WRITTEN INSTRUCTION:
In the material below, find each line holding the string "object" and copy it.

◆ ◆ ◆ ◆ ◆ ◆ ◆

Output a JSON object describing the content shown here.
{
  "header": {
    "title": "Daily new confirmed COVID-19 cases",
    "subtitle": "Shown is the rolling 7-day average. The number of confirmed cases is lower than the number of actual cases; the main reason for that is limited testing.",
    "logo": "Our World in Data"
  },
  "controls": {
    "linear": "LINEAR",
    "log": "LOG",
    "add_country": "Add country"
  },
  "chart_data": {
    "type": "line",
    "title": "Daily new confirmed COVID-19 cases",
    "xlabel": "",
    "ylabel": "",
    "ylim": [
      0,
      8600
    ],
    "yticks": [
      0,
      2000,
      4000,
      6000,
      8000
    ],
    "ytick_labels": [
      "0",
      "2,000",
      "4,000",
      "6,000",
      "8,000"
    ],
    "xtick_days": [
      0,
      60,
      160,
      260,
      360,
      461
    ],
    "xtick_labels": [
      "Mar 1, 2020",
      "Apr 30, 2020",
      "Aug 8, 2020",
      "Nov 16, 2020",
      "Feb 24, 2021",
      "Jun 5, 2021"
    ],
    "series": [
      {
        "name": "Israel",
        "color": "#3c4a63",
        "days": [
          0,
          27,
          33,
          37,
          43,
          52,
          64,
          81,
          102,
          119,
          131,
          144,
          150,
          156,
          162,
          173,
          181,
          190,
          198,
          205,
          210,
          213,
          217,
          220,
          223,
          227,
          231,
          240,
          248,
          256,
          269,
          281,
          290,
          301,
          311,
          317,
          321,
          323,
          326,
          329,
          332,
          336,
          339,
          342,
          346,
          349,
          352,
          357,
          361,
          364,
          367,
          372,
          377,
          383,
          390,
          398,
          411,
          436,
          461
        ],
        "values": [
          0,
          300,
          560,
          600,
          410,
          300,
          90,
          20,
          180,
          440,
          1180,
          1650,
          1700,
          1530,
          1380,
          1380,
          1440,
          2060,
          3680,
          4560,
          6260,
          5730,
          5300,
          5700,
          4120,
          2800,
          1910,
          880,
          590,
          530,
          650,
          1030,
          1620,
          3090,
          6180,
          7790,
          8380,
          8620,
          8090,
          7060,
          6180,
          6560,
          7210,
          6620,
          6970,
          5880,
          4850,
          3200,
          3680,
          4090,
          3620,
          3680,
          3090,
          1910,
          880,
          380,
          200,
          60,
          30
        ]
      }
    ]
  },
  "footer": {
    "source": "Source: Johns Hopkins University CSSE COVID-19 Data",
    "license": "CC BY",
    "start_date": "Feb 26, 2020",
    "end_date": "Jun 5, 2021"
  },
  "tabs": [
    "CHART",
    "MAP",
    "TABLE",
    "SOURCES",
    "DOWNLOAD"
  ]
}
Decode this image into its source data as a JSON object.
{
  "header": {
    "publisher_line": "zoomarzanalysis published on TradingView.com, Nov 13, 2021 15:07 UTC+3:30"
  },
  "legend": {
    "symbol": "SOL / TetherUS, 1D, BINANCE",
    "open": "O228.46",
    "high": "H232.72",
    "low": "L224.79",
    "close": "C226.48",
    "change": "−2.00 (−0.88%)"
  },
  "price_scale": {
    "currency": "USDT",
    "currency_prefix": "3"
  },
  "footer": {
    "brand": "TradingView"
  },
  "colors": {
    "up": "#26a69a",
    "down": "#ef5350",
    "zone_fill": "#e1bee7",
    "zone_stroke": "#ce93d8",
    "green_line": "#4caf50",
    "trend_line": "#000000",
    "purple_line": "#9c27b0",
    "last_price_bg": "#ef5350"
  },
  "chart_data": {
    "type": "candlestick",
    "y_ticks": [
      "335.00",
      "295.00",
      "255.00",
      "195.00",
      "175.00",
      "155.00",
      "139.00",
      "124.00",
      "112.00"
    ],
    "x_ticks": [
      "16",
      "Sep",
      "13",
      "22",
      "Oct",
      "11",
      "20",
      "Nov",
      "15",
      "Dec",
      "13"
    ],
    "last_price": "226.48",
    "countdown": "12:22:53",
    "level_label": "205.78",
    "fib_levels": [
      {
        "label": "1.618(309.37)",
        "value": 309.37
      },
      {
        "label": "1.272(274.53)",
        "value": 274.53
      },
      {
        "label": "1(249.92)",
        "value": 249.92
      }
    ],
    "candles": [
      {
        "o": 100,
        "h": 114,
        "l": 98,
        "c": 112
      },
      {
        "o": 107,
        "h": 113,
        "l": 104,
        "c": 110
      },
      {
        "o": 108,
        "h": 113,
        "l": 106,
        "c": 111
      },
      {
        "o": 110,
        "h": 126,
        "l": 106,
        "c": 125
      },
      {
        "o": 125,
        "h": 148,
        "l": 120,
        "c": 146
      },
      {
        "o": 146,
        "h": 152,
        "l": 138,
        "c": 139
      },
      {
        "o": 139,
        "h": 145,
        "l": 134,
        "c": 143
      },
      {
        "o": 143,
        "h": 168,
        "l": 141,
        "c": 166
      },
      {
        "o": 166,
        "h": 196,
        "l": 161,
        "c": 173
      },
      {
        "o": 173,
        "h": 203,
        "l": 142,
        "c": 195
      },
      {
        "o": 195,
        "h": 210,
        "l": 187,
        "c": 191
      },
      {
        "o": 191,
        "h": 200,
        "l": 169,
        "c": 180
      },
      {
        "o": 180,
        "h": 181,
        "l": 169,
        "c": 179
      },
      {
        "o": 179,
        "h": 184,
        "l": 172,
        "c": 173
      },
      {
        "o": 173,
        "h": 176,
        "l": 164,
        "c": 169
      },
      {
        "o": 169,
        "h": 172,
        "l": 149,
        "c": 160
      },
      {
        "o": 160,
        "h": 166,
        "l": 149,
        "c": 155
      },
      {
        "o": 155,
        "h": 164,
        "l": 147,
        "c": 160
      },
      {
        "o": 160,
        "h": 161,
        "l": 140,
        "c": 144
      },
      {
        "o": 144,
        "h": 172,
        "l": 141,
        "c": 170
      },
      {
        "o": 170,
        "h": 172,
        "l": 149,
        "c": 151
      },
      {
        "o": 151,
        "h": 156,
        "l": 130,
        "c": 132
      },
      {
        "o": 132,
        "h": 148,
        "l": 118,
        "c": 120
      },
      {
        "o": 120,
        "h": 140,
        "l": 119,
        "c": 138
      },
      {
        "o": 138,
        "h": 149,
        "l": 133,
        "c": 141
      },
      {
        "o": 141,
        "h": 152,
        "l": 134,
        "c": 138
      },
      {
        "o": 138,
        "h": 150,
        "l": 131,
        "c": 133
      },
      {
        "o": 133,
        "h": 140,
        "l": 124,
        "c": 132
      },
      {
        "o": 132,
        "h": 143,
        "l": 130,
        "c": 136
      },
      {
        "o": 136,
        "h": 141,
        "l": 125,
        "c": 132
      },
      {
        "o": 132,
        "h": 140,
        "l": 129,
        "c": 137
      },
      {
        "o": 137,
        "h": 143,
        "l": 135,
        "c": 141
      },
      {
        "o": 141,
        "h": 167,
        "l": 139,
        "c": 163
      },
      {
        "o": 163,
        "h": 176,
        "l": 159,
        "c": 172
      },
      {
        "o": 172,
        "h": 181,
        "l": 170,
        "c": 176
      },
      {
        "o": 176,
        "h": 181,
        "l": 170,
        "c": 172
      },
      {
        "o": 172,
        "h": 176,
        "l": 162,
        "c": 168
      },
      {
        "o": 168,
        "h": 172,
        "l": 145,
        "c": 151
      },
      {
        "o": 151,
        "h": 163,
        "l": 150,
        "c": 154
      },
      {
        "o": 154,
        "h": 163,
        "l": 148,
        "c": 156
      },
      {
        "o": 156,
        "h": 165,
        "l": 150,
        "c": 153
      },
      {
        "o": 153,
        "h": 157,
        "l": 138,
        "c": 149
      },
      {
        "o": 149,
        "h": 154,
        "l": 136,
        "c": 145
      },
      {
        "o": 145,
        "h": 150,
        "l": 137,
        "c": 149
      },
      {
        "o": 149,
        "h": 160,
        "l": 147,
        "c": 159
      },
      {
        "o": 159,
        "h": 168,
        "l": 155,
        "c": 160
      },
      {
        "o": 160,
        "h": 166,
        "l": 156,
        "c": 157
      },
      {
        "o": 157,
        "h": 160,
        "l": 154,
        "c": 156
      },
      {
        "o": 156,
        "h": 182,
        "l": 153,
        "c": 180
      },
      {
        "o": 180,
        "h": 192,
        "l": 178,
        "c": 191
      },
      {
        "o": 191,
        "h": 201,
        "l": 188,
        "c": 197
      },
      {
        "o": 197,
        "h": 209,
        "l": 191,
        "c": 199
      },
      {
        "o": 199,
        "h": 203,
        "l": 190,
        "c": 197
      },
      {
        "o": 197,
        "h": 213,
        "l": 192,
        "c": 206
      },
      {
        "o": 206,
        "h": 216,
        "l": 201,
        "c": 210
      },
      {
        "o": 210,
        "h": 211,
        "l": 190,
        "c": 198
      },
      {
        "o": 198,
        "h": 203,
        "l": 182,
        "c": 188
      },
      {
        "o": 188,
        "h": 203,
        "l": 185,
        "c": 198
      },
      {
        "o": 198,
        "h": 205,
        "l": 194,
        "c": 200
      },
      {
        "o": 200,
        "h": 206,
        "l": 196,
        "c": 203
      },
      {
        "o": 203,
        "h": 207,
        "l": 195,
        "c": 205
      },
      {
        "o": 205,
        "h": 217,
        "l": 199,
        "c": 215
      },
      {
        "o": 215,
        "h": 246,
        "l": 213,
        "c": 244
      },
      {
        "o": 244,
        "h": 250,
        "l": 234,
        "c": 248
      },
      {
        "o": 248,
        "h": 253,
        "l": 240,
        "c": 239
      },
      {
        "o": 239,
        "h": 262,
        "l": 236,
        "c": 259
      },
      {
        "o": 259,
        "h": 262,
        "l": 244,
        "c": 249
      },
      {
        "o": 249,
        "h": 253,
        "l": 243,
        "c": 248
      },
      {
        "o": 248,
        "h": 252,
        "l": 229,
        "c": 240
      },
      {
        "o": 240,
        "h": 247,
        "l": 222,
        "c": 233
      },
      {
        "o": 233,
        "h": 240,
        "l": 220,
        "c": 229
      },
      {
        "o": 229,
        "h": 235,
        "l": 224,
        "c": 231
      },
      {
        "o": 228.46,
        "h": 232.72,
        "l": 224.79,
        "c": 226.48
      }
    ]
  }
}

◆ ◆ ◆ ◆ ◆ ◆ ◆

OUTPUT:
Output a JSON object describing the content shown here.
Decode this image into its source data as a JSON object.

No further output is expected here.